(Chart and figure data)
►

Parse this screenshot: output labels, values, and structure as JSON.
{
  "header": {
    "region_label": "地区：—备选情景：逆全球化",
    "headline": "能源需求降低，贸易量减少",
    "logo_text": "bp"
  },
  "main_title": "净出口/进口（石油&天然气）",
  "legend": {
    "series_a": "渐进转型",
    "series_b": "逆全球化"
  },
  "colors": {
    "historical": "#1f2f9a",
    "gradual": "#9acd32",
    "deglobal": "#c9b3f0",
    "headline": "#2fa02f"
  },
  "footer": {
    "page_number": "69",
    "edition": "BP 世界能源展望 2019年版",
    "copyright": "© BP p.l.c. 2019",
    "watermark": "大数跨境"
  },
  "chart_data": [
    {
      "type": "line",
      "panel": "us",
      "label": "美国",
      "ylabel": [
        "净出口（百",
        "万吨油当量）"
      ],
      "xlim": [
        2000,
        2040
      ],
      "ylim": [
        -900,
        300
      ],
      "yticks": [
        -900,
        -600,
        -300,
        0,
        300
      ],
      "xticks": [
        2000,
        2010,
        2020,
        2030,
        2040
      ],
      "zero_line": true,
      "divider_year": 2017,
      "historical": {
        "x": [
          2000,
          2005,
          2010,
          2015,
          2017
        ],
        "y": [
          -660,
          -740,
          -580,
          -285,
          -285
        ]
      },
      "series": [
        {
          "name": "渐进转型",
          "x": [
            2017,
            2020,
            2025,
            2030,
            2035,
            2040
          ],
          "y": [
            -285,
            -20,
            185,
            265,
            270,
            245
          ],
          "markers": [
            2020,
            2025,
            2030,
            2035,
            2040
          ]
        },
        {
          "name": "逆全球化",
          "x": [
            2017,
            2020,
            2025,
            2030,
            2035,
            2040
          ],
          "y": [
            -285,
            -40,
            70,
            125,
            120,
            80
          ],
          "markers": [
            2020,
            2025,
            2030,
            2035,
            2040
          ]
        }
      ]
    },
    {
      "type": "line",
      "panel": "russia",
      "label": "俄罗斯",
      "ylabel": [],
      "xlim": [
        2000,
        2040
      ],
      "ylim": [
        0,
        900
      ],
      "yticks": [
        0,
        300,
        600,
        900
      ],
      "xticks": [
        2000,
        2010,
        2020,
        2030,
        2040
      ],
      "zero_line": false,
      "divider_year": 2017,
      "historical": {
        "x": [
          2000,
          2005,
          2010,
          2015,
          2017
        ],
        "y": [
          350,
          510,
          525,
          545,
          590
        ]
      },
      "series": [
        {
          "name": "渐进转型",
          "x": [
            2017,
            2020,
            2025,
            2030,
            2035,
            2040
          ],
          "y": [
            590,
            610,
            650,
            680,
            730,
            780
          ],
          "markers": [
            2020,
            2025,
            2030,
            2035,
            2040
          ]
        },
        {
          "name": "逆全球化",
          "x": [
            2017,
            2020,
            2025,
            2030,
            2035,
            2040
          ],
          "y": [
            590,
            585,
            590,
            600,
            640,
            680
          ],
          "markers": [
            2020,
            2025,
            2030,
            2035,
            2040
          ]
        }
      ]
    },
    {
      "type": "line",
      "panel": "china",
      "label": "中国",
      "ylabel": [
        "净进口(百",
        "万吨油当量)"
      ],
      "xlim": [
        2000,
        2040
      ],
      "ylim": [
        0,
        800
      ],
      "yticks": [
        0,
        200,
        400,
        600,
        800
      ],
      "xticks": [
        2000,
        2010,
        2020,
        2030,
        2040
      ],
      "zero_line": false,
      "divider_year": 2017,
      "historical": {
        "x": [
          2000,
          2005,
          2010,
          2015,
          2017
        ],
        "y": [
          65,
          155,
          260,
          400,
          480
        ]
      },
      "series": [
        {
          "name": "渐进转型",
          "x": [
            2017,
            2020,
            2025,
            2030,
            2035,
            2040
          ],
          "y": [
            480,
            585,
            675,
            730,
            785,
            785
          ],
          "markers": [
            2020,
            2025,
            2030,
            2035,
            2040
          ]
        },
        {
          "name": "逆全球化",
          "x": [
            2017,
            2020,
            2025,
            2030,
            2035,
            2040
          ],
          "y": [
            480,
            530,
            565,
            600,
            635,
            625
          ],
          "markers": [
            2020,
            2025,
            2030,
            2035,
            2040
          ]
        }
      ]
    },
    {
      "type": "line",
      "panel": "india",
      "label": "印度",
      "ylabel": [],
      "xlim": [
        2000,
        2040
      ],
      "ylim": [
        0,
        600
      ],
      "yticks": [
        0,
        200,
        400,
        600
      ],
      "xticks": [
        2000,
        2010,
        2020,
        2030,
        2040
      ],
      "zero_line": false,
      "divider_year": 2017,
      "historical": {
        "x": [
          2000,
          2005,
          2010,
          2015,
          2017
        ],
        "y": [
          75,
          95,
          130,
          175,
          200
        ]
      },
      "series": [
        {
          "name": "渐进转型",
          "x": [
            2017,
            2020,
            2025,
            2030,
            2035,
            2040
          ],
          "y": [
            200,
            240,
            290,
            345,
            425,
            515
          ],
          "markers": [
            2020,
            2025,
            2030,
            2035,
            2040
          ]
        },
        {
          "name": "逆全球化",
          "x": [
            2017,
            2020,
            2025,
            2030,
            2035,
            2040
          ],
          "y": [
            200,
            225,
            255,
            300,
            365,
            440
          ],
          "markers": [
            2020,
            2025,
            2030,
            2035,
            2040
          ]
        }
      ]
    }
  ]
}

◄

__Set exercise__.
Without leaving anything out, quote all the data.

__Full solution__.
Parse this screenshot: output labels, values, and structure as JSON.
{
  "header": {
    "region_label": "地区：—备选情景：逆全球化",
    "headline": "能源需求降低，贸易量减少",
    "logo_text": "bp"
  },
  "main_title": "净出口/进口（石油&天然气）",
  "legend": {
    "series_a": "渐进转型",
    "series_b": "逆全球化"
  },
  "colors": {
    "historical": "#1f2f9a",
    "gradual": "#9acd32",
    "deglobal": "#c9b3f0",
    "headline": "#2fa02f"
  },
  "footer": {
    "page_number": "69",
    "edition": "BP 世界能源展望 2019年版",
    "copyright": "© BP p.l.c. 2019",
    "watermark": "大数跨境"
  },
  "chart_data": [
    {
      "type": "line",
      "panel": "us",
      "label": "美国",
      "ylabel": [
        "净出口（百",
        "万吨油当量）"
      ],
      "xlim": [
        2000,
        2040
      ],
      "ylim": [
        -900,
        300
      ],
      "yticks": [
        -900,
        -600,
        -300,
        0,
        300
      ],
      "xticks": [
        2000,
        2010,
        2020,
        2030,
        2040
      ],
      "zero_line": true,
      "divider_year": 2017,
      "historical": {
        "x": [
          2000,
          2005,
          2010,
          2015,
          2017
        ],
        "y": [
          -660,
          -740,
          -580,
          -285,
          -285
        ]
      },
      "series": [
        {
          "name": "渐进转型",
          "x": [
            2017,
            2020,
            2025,
            2030,
            2035,
            2040
          ],
          "y": [
            -285,
            -20,
            185,
            265,
            270,
            245
          ],
          "markers": [
            2020,
            2025,
            2030,
            2035,
            2040
          ]
        },
        {
          "name": "逆全球化",
          "x": [
            2017,
            2020,
            2025,
            2030,
            2035,
            2040
          ],
          "y": [
            -285,
            -40,
            70,
            125,
            120,
            80
          ],
          "markers": [
            2020,
            2025,
            2030,
            2035,
            2040
          ]
        }
      ]
    },
    {
      "type": "line",
      "panel": "russia",
      "label": "俄罗斯",
      "ylabel": [],
      "xlim": [
        2000,
        2040
      ],
      "ylim": [
        0,
        900
      ],
      "yticks": [
        0,
        300,
        600,
        900
      ],
      "xticks": [
        2000,
        2010,
        2020,
        2030,
        2040
      ],
      "zero_line": false,
      "divider_year": 2017,
      "historical": {
        "x": [
          2000,
          2005,
          2010,
          2015,
          2017
        ],
        "y": [
          350,
          510,
          525,
          545,
          590
        ]
      },
      "series": [
        {
          "name": "渐进转型",
          "x": [
            2017,
            2020,
            2025,
            2030,
            2035,
            2040
          ],
          "y": [
            590,
            610,
            650,
            680,
            730,
            780
          ],
          "markers": [
            2020,
            2025,
            2030,
            2035,
            2040
          ]
        },
        {
          "name": "逆全球化",
          "x": [
            2017,
            2020,
            2025,
            2030,
            2035,
            2040
          ],
          "y": [
            590,
            585,
            590,
            600,
            640,
            680
          ],
          "markers": [
            2020,
            2025,
            2030,
            2035,
            2040
          ]
        }
      ]
    },
    {
      "type": "line",
      "panel": "china",
      "label": "中国",
      "ylabel": [
        "净进口(百",
        "万吨油当量)"
      ],
      "xlim": [
        2000,
        2040
      ],
      "ylim": [
        0,
        800
      ],
      "yticks": [
        0,
        200,
        400,
        600,
        800
      ],
      "xticks": [
        2000,
        2010,
        2020,
        2030,
        2040
      ],
      "zero_line": false,
      "divider_year": 2017,
      "historical": {
        "x": [
          2000,
          2005,
          2010,
          2015,
          2017
        ],
        "y": [
          65,
          155,
          260,
          400,
          480
        ]
      },
      "series": [
        {
          "name": "渐进转型",
          "x": [
            2017,
            2020,
            2025,
            2030,
            2035,
            2040
          ],
          "y": [
            480,
            585,
            675,
            730,
            785,
            785
          ],
          "markers": [
            2020,
            2025,
            2030,
            2035,
            2040
          ]
        },
        {
          "name": "逆全球化",
          "x": [
            2017,
            2020,
            2025,
            2030,
            2035,
            2040
          ],
          "y": [
            480,
            530,
            565,
            600,
            635,
            625
          ],
          "markers": [
            2020,
            2025,
            2030,
            2035,
            2040
          ]
        }
      ]
    },
    {
      "type": "line",
      "panel": "india",
      "label": "印度",
      "ylabel": [],
      "xlim": [
        2000,
        2040
      ],
      "ylim": [
        0,
        600
      ],
      "yticks": [
        0,
        200,
        400,
        600
      ],
      "xticks": [
        2000,
        2010,
        2020,
        2030,
        2040
      ],
      "zero_line": false,
      "divider_year": 2017,
      "historical": {
        "x": [
          2000,
          2005,
          2010,
          2015,
          2017
        ],
        "y": [
          75,
          95,
          130,
          175,
          200
        ]
      },
      "series": [
        {
          "name": "渐进转型",
          "x": [
            2017,
            2020,
            2025,
            2030,
            2035,
            2040
          ],
          "y": [
            200,
            240,
            290,
            345,
            425,
            515
          ],
          "markers": [
            2020,
            2025,
            2030,
            2035,
            2040
          ]
        },
        {
          "name": "逆全球化",
          "x": [
            2017,
            2020,
            2025,
            2030,
            2035,
            2040
          ],
          "y": [
            200,
            225,
            255,
            300,
            365,
            440
          ],
          "markers": [
            2020,
            2025,
            2030,
            2035,
            2040
          ]
        }
      ]
    }
  ]
}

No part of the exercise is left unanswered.